Written task:
Write out, word for word, only the lines from the one containing "Type out the text in this image." through the final line of the data.

Provided material:
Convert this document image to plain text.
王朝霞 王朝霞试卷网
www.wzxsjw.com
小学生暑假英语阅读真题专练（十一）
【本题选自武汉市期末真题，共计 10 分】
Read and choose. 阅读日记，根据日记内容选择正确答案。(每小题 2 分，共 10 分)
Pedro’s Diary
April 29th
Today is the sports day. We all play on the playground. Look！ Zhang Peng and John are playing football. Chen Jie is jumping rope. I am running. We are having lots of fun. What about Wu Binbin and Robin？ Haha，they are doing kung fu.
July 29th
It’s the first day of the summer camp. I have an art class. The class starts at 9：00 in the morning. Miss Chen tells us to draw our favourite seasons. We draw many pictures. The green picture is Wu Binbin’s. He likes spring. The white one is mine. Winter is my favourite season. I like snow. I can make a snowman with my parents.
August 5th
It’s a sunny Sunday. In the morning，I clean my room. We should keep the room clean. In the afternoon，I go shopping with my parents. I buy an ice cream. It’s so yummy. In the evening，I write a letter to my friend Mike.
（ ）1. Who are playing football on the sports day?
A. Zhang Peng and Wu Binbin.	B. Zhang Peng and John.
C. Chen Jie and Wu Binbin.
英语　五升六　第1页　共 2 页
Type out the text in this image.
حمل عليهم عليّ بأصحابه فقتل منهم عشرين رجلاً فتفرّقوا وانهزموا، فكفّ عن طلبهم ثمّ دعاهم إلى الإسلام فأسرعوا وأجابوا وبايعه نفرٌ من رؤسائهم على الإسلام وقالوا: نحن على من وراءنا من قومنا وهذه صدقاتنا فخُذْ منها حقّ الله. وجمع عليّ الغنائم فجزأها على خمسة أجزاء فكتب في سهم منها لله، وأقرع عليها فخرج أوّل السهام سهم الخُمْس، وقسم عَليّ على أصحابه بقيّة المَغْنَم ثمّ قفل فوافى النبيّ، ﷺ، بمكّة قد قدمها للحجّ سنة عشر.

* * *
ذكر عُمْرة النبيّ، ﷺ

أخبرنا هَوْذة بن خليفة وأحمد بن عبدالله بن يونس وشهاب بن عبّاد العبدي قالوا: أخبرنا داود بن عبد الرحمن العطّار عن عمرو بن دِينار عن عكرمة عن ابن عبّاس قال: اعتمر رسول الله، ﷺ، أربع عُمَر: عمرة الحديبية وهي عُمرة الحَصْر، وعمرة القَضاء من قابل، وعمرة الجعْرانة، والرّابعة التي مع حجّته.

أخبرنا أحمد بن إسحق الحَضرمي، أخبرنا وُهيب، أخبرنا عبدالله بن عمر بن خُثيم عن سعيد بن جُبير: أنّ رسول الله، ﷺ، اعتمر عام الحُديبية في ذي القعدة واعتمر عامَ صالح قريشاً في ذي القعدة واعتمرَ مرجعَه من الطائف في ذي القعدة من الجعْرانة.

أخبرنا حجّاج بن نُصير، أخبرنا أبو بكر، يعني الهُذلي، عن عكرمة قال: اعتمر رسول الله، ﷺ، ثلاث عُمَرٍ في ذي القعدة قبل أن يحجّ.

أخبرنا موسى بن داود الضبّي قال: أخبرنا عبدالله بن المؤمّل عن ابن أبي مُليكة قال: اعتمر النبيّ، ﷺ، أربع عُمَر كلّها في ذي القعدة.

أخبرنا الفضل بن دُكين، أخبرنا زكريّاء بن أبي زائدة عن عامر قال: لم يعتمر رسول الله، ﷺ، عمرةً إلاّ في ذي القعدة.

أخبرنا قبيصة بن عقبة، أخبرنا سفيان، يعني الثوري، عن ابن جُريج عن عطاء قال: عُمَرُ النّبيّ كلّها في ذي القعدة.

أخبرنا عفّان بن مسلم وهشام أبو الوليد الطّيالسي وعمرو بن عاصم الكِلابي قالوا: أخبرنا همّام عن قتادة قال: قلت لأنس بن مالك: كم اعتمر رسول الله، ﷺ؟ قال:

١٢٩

Task response:
Type out the text in this image.
حمل عليهم عليّ بأصحابه فقتل منهم عشرين رجلاً فتفرّقوا وانهزموا، فكفّ عن طلبهم ثمّ دعاهم إلى الإسلام فأسرعوا وأجابوا وبايعه نفرٌ من رؤسائهم على الإسلام وقالوا: نحن على من وراءنا من قومنا وهذه صدقاتنا فخُذْ منها حقّ الله. وجمع عليّ الغنائم فجزأها على خمسة أجزاء فكتب في سهم منها لله، وأقرع عليها فخرج أوّل السهام سهم الخُمْس، وقسم عَليّ على أصحابه بقيّة المَغْنَم ثمّ قفل فوافى النبيّ، ﷺ، بمكّة قد قدمها للحجّ سنة عشر.

* * *
ذكر عُمْرة النبيّ، ﷺ

أخبرنا هَوْذة بن خليفة وأحمد بن عبدالله بن يونس وشهاب بن عبّاد العبدي قالوا: أخبرنا داود بن عبد الرحمن العطّار عن عمرو بن دِينار عن عكرمة عن ابن عبّاس قال: اعتمر رسول الله، ﷺ، أربع عُمَر: عمرة الحديبية وهي عُمرة الحَصْر، وعمرة القَضاء من قابل، وعمرة الجعْرانة، والرّابعة التي مع حجّته.

أخبرنا أحمد بن إسحق الحَضرمي، أخبرنا وُهيب، أخبرنا عبدالله بن عمر بن خُثيم عن سعيد بن جُبير: أنّ رسول الله، ﷺ، اعتمر عام الحُديبية في ذي القعدة واعتمر عامَ صالح قريشاً في ذي القعدة واعتمرَ مرجعَه من الطائف في ذي القعدة من الجعْرانة.

أخبرنا حجّاج بن نُصير، أخبرنا أبو بكر، يعني الهُذلي، عن عكرمة قال: اعتمر رسول الله، ﷺ، ثلاث عُمَرٍ في ذي القعدة قبل أن يحجّ.

أخبرنا موسى بن داود الضبّي قال: أخبرنا عبدالله بن المؤمّل عن ابن أبي مُليكة قال: اعتمر النبيّ، ﷺ، أربع عُمَر كلّها في ذي القعدة.

أخبرنا الفضل بن دُكين، أخبرنا زكريّاء بن أبي زائدة عن عامر قال: لم يعتمر رسول الله، ﷺ، عمرةً إلاّ في ذي القعدة.

أخبرنا قبيصة بن عقبة، أخبرنا سفيان، يعني الثوري، عن ابن جُريج عن عطاء قال: عُمَرُ النّبيّ كلّها في ذي القعدة.

أخبرنا عفّان بن مسلم وهشام أبو الوليد الطّيالسي وعمرو بن عاصم الكِلابي قالوا: أخبرنا همّام عن قتادة قال: قلت لأنس بن مالك: كم اعتمر رسول الله، ﷺ؟ قال:

١٢٩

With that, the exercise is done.